> _Exercise directions_
In the listing that follows, count each line containing the string "title" and report only the count.

[Collection entries]
· · · · ·
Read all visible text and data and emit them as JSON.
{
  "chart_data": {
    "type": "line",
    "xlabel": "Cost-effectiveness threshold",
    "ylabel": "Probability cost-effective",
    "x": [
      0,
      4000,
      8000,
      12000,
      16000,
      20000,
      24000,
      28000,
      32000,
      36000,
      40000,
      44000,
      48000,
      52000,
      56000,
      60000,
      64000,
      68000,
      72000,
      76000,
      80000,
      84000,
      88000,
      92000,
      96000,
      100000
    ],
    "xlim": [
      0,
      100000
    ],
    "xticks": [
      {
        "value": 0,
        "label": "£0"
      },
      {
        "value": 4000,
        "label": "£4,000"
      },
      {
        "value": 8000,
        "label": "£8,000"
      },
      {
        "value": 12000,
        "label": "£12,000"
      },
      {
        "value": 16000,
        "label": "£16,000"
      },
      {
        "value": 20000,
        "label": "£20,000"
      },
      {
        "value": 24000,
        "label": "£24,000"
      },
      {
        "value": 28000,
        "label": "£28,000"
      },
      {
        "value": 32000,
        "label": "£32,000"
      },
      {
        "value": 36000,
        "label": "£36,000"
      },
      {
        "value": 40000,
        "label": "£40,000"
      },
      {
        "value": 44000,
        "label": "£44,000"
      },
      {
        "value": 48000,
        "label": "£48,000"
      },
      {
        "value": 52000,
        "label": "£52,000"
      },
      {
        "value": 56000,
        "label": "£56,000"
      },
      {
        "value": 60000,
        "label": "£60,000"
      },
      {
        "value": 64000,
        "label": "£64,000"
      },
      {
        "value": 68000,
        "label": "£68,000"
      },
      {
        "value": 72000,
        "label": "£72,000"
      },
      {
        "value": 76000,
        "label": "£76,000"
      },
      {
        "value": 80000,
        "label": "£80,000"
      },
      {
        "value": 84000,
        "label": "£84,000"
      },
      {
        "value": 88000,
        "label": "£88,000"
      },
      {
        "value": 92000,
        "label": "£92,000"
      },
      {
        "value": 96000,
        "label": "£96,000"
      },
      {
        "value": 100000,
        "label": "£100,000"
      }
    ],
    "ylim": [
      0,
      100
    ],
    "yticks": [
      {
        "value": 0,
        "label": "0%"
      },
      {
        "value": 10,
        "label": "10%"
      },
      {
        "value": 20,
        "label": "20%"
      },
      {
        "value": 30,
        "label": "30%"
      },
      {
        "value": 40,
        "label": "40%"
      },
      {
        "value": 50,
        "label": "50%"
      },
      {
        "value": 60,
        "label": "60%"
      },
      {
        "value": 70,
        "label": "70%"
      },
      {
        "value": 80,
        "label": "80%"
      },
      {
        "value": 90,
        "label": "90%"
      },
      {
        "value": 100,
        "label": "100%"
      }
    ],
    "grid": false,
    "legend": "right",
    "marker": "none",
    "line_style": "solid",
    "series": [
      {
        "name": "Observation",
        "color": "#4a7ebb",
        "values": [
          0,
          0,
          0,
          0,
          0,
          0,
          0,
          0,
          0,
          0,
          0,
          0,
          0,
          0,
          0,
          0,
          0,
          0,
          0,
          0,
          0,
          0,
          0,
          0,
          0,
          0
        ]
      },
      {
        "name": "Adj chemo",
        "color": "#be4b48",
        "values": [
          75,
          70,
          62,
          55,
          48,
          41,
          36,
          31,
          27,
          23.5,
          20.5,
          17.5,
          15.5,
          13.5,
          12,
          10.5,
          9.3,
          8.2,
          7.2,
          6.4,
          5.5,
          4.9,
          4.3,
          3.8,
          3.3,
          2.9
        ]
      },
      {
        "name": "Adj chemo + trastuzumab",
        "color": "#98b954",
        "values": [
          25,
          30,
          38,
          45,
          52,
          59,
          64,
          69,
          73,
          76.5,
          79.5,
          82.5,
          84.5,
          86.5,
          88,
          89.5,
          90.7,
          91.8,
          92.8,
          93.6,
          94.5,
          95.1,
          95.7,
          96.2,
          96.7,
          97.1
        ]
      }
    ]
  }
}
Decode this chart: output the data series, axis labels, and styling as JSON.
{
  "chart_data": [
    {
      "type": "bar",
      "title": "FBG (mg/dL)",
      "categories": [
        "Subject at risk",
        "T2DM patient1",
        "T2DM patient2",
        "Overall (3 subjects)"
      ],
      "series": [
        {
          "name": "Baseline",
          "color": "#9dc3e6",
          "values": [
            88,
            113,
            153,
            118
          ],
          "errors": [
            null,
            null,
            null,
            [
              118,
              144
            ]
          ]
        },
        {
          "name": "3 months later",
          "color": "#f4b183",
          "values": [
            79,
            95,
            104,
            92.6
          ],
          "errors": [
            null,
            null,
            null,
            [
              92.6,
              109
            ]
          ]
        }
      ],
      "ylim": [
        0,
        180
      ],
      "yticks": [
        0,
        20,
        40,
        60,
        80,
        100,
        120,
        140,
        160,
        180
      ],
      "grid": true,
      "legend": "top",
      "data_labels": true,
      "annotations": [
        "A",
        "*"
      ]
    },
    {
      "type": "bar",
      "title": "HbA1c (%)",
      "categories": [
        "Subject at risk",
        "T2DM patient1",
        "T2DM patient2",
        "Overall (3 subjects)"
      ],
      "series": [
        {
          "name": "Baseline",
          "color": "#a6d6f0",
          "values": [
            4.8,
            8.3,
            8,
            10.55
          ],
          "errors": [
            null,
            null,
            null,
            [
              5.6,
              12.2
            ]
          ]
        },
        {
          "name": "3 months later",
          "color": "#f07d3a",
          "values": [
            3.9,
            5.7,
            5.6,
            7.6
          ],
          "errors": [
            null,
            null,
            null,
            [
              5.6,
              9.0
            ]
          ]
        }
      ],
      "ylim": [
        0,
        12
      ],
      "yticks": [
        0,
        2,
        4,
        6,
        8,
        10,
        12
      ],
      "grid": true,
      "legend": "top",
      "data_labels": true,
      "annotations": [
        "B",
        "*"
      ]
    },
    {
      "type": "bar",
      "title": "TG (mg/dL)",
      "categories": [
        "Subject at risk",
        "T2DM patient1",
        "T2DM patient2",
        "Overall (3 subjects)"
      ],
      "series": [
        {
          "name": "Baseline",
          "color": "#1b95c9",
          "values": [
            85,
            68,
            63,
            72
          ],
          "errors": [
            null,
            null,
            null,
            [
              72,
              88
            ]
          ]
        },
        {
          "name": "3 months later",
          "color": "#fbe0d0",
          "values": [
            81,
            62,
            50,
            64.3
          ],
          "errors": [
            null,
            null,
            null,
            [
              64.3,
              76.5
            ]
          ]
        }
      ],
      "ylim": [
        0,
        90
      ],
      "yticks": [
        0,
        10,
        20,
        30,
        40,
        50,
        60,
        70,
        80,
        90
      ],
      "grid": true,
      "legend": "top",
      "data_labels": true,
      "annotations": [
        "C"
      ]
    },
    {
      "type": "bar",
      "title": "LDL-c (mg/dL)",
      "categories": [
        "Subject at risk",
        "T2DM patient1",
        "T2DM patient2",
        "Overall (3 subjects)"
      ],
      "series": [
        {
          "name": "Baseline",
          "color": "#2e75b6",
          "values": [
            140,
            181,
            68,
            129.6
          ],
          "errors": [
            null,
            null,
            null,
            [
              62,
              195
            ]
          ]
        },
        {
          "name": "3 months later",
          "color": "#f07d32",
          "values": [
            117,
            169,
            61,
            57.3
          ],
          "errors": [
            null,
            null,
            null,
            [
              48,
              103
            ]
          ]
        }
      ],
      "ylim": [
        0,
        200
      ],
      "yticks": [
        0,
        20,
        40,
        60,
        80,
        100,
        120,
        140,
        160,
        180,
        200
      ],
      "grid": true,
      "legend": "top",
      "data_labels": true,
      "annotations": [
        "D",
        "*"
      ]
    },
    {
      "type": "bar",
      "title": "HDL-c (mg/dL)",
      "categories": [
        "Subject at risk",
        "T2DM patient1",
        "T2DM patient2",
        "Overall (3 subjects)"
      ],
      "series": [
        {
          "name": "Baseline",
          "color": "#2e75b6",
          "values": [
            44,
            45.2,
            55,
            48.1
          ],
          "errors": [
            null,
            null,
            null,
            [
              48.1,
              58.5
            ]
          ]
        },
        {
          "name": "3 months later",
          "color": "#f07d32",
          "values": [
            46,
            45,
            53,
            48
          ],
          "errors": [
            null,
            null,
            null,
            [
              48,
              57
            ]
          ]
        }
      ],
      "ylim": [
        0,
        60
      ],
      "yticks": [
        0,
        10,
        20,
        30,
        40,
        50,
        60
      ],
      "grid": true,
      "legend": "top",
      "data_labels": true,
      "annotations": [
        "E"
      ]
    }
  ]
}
· · · · ·
> _Result of this exercise_
5